TASK BRIEF -
Scan the data below for the string "qualcomm". Copy every line where it appears.
□ □ □ □
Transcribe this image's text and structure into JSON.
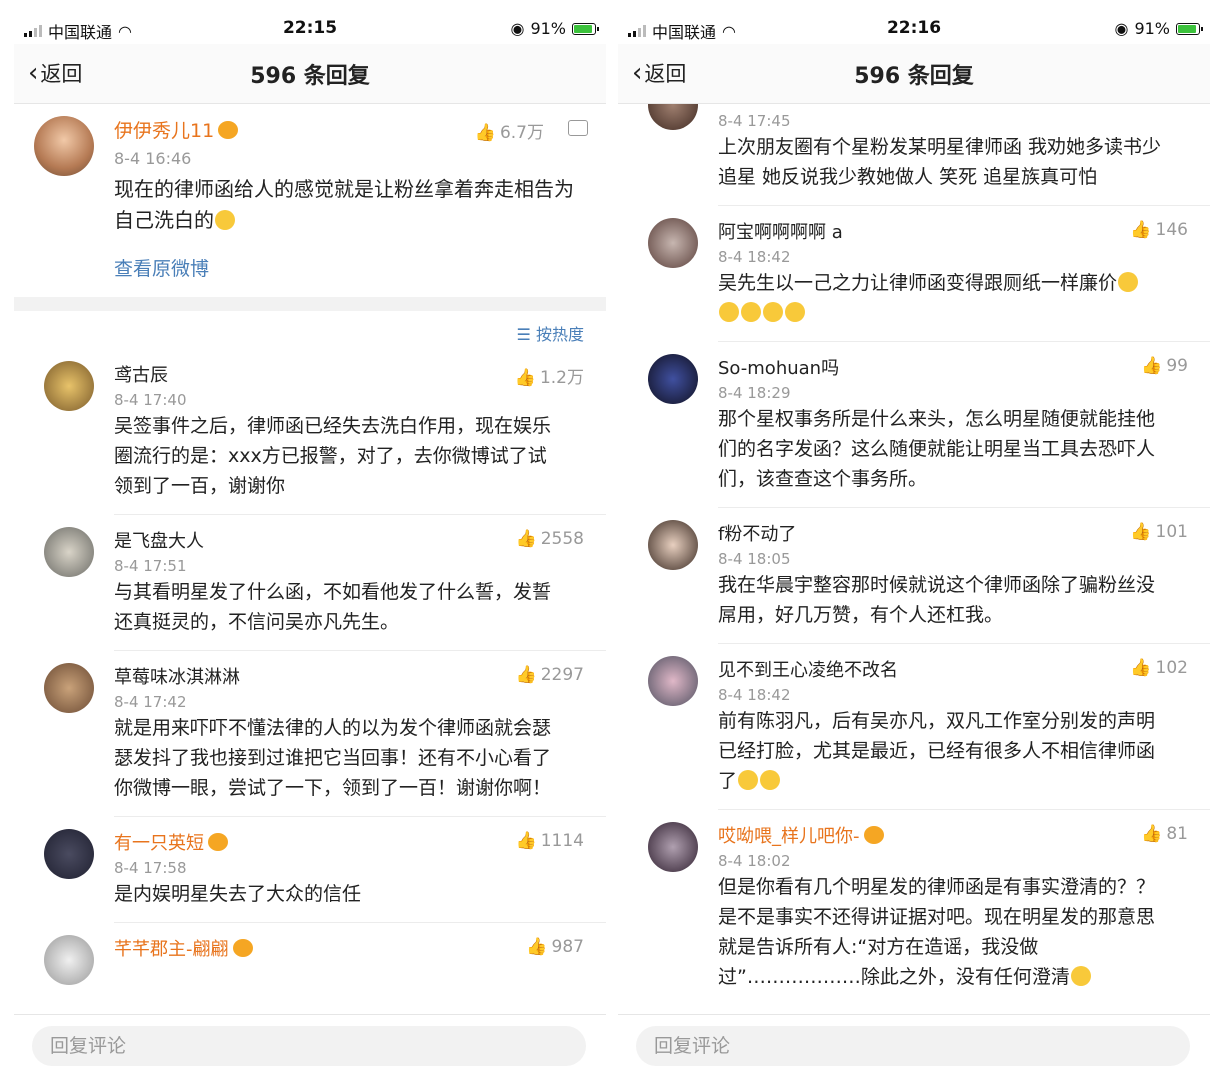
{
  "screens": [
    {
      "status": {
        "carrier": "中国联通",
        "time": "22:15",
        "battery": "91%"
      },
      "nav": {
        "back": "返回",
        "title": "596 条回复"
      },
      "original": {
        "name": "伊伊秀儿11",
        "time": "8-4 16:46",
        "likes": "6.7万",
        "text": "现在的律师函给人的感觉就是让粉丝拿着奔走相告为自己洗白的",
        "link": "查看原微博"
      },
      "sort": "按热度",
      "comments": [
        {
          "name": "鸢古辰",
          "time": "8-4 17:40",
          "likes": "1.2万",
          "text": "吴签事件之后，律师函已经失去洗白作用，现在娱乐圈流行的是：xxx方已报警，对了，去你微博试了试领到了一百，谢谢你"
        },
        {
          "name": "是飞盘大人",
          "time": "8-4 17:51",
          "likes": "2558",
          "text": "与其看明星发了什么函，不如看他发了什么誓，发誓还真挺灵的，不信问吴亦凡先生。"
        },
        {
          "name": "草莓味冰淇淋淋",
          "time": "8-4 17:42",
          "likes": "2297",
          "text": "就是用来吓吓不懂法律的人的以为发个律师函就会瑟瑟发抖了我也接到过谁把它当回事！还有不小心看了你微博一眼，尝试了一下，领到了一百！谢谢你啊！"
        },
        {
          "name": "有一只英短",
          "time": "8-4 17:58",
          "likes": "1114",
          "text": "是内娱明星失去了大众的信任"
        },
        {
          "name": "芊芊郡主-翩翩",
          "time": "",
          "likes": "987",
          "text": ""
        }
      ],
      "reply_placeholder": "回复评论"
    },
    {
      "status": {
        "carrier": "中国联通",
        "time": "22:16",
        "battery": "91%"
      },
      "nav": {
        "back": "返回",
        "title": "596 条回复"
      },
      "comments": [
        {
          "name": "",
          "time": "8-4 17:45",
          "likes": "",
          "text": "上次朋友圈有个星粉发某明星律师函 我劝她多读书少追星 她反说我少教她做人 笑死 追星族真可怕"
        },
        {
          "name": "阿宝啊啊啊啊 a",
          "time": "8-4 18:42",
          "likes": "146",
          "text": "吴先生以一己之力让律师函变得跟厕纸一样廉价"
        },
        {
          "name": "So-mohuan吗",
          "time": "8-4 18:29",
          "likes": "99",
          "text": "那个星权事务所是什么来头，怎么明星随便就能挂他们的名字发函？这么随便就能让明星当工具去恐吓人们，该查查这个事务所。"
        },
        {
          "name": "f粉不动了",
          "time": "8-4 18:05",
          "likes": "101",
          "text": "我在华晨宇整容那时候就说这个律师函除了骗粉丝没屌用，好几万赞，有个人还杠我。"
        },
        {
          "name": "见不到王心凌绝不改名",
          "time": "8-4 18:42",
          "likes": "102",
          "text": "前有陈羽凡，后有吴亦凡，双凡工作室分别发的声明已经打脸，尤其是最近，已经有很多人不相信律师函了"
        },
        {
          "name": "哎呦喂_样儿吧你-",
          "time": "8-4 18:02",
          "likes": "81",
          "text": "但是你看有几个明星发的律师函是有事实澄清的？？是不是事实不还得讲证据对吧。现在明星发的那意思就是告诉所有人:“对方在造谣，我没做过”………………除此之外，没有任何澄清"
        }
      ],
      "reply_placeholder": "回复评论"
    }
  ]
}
□ □ □ □
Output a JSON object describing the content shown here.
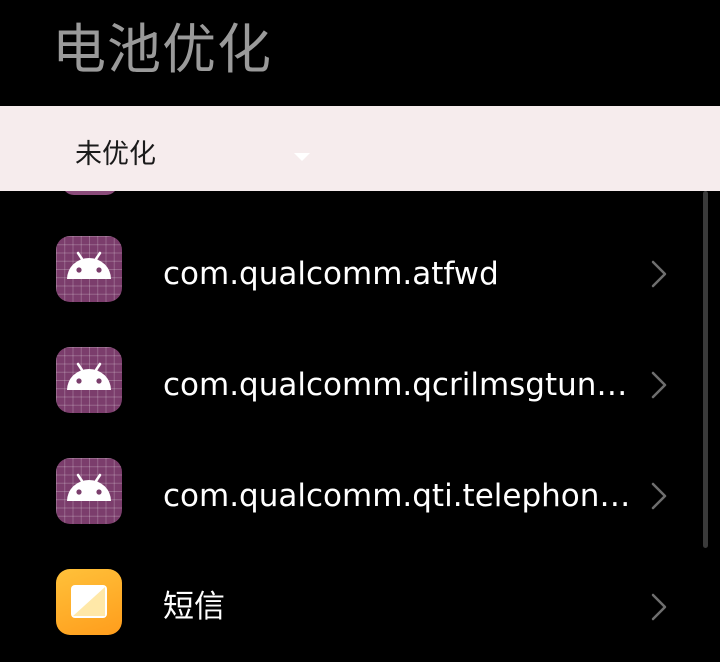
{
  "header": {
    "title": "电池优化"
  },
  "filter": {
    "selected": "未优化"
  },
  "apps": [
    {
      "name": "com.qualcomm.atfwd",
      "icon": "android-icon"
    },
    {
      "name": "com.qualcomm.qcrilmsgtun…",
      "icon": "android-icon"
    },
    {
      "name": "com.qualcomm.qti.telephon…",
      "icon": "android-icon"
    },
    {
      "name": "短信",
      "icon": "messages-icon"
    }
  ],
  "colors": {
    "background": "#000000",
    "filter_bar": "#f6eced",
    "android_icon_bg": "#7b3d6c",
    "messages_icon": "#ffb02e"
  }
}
□ □ □ □
TASK RESPONSE -
      "name": "com.qualcomm.atfwd",
      "name": "com.qualcomm.qcrilmsgtun…",
      "name": "com.qualcomm.qti.telephon…",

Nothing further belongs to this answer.